> To be done
Count lines holding the string "酒精溶液中" in the data that follows. Reply with one number only.

Saved data entries
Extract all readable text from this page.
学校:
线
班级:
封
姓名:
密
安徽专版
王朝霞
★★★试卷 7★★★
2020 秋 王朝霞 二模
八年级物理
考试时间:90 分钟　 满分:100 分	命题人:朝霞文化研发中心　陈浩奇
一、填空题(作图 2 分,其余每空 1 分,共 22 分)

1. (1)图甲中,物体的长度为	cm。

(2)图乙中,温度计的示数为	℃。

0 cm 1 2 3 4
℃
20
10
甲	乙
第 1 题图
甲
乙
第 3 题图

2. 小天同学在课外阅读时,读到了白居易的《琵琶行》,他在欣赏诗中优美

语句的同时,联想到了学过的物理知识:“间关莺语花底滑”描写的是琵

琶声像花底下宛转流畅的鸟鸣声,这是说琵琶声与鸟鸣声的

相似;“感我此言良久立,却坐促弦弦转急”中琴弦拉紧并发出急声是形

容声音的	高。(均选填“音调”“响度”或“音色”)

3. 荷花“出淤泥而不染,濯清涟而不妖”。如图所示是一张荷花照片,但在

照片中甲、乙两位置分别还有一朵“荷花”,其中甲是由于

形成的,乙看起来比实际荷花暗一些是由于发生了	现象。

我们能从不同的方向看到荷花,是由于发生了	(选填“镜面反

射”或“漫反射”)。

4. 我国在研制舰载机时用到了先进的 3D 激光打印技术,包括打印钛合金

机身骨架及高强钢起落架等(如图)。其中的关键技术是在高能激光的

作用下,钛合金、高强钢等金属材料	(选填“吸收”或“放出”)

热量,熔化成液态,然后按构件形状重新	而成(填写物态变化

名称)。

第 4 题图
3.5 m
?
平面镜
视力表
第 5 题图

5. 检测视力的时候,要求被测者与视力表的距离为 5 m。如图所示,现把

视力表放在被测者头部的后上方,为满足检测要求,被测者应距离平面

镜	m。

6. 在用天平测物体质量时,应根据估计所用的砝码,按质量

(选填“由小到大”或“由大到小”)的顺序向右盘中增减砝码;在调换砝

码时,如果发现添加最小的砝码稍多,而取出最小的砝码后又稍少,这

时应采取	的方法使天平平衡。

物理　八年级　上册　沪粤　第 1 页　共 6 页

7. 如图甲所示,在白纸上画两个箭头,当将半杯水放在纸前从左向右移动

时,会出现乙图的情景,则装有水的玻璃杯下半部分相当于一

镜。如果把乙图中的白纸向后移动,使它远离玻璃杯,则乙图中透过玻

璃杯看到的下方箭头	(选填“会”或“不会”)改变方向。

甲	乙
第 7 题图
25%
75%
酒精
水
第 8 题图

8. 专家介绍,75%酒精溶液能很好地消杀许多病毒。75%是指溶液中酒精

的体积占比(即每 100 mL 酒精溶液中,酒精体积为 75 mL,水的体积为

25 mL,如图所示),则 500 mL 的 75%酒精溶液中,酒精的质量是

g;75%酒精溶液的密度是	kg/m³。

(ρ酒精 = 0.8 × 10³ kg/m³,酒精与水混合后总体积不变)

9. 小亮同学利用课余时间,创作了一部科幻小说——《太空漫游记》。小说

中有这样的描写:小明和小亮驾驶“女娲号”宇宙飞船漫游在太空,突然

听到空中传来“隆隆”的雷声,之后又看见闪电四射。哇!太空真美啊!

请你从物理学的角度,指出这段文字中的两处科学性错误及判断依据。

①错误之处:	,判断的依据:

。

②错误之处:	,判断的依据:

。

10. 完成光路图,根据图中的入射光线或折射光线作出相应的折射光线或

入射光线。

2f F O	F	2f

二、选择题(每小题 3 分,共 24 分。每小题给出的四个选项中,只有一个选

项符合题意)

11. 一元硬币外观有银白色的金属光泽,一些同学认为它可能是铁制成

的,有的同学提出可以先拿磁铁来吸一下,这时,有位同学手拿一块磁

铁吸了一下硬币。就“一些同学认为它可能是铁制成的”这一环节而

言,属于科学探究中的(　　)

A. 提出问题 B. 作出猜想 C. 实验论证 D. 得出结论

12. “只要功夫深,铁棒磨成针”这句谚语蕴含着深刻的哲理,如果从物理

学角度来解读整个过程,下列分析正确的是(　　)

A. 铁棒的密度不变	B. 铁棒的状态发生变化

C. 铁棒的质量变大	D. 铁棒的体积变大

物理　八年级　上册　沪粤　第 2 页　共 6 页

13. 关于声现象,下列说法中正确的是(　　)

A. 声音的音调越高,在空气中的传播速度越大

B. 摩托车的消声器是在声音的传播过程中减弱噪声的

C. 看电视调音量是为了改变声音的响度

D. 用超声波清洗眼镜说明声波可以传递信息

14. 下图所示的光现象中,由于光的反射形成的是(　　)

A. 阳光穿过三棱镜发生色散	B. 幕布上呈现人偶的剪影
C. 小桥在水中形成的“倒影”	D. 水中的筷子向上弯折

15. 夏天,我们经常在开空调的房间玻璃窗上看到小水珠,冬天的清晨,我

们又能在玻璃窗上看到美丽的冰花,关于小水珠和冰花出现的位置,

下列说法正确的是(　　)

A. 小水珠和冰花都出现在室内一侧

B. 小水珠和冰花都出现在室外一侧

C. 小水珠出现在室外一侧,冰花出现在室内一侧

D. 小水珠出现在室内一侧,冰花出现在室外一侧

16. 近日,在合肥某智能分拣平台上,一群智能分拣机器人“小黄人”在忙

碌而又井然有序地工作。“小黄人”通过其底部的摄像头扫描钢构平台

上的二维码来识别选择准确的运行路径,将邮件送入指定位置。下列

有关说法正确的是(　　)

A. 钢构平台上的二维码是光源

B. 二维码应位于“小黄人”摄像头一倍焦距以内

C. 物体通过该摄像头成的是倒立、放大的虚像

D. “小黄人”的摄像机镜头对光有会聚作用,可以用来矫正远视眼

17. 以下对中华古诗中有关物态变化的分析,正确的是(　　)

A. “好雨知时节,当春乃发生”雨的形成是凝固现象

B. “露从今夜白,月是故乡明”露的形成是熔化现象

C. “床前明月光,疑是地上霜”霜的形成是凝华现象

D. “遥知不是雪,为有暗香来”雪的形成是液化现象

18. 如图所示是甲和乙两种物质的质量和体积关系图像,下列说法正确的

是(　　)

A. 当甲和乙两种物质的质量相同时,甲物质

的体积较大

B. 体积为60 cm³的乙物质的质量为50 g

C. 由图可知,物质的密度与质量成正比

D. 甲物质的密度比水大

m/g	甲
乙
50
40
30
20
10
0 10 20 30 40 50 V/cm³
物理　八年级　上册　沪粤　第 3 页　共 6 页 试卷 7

> Full solution
2